* **EXERCISE GOAL**
Could you rewrite the rows between the line holding "what elements are" and the line holding "link-keyboard-layout-cont[interactable]: способов ввода", inclusive, renaming "interactable" to "clickable" and leaving everything else unchanged? Omit the pictures from your answer.

== RECORDS PROVIDED ==

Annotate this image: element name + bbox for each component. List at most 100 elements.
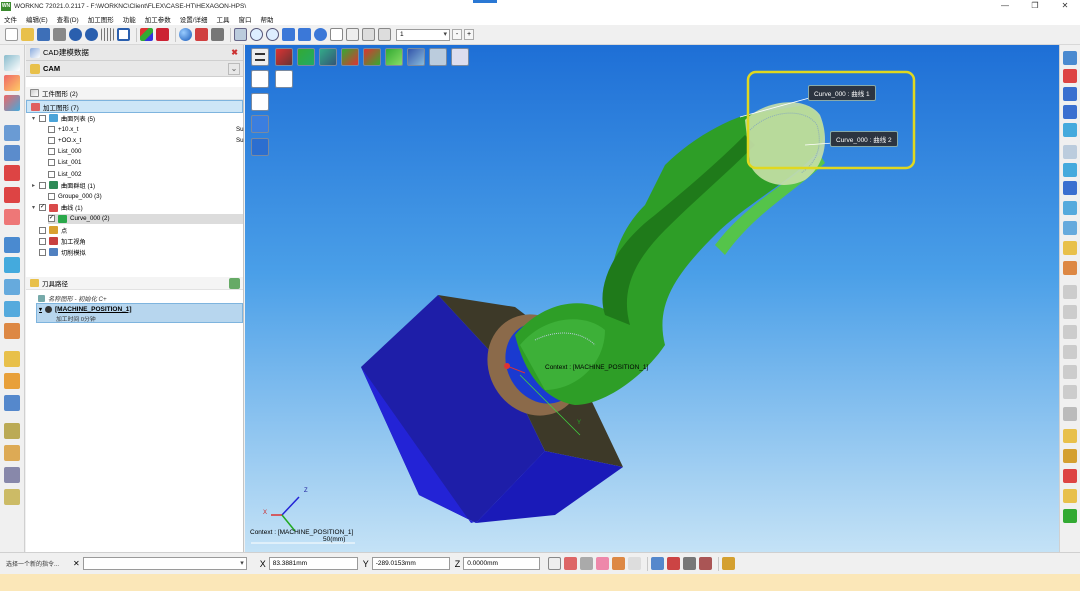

===
== RECORDS PROVIDED ==

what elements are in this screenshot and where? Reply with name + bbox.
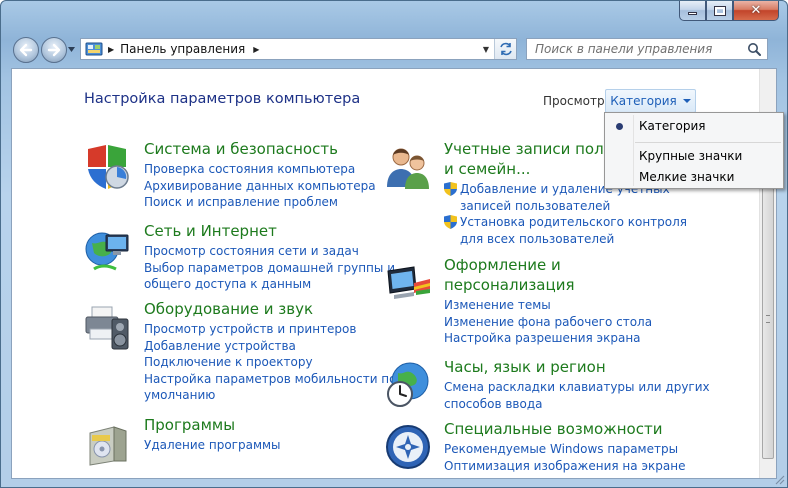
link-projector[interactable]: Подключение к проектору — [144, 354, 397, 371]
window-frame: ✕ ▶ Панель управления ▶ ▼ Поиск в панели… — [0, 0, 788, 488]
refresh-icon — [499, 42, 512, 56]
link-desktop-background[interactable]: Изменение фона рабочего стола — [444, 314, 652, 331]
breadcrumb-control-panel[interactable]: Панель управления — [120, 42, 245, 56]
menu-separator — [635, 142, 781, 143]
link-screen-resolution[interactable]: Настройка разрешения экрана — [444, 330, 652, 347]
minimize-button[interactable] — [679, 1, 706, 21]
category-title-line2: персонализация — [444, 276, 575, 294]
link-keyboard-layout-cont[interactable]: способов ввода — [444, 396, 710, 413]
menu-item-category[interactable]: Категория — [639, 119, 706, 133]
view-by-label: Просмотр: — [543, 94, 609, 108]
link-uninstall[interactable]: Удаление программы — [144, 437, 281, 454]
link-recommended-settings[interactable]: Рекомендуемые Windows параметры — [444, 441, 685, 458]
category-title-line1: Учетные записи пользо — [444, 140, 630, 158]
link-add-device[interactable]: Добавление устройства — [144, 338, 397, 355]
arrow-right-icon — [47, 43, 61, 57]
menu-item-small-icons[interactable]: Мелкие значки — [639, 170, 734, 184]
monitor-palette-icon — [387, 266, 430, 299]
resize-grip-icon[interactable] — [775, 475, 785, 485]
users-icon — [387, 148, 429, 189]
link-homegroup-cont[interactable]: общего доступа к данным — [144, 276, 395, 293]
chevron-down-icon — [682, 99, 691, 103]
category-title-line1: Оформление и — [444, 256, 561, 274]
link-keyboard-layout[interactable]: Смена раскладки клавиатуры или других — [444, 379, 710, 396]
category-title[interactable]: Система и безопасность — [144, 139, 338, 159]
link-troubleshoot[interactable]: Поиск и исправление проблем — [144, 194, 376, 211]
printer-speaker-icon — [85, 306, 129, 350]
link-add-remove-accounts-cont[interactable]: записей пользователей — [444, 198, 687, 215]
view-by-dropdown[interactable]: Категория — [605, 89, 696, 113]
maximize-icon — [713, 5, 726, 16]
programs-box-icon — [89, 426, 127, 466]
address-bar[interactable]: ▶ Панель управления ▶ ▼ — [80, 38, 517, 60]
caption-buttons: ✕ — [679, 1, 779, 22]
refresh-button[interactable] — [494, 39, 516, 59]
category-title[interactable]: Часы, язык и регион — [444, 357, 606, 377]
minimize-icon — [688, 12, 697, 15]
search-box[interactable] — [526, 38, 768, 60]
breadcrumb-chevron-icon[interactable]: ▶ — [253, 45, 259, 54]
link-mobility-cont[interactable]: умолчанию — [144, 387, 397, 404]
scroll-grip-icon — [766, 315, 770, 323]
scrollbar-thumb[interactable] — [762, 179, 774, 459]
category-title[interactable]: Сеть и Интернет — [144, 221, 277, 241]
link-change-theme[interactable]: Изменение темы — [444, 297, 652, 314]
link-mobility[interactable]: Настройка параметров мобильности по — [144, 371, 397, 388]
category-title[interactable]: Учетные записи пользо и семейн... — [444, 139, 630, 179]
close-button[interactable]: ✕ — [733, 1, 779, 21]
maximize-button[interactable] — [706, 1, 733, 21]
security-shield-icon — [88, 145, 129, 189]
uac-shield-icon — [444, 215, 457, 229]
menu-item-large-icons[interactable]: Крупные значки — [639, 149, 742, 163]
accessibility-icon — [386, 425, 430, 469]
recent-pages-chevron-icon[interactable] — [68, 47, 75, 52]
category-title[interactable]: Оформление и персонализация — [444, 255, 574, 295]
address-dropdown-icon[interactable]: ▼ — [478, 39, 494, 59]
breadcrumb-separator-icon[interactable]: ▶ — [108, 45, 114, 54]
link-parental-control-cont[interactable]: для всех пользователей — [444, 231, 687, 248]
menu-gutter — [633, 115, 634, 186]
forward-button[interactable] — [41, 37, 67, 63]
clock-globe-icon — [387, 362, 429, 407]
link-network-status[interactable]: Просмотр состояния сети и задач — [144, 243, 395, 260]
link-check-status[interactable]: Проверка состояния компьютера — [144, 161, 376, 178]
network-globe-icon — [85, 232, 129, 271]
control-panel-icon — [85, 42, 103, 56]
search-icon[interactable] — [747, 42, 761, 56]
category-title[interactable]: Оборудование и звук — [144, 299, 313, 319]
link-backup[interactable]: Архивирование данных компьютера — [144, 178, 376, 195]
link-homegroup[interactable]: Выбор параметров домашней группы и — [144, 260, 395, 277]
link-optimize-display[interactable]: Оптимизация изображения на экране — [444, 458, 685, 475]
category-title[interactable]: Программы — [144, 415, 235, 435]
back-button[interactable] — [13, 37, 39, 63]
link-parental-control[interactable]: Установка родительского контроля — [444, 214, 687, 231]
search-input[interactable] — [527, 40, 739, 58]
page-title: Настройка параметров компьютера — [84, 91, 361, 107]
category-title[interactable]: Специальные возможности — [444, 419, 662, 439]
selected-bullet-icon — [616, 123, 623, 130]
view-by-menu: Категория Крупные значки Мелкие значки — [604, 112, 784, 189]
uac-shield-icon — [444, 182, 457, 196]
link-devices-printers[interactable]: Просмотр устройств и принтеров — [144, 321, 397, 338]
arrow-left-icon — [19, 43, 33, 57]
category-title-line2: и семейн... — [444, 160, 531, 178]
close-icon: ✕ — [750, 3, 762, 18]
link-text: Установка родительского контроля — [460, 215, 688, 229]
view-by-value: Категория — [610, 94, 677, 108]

===

* **RESPONSE TO THE EXERCISE**
what elements are in this screenshot and where? Reply with name + bbox.
link-projector[clickable]: Подключение к проектору — [144, 354, 397, 371]
window-frame: ✕ ▶ Панель управления ▶ ▼ Поиск в панели… — [0, 0, 788, 488]
refresh-icon — [499, 42, 512, 56]
link-desktop-background[clickable]: Изменение фона рабочего стола — [444, 314, 652, 331]
breadcrumb-control-panel[clickable]: Панель управления — [120, 42, 245, 56]
menu-separator — [635, 142, 781, 143]
link-screen-resolution[clickable]: Настройка разрешения экрана — [444, 330, 652, 347]
minimize-button[clickable] — [679, 1, 706, 21]
category-title-line2: персонализация — [444, 276, 575, 294]
link-keyboard-layout-cont[clickable]: способов ввода — [444, 396, 710, 413]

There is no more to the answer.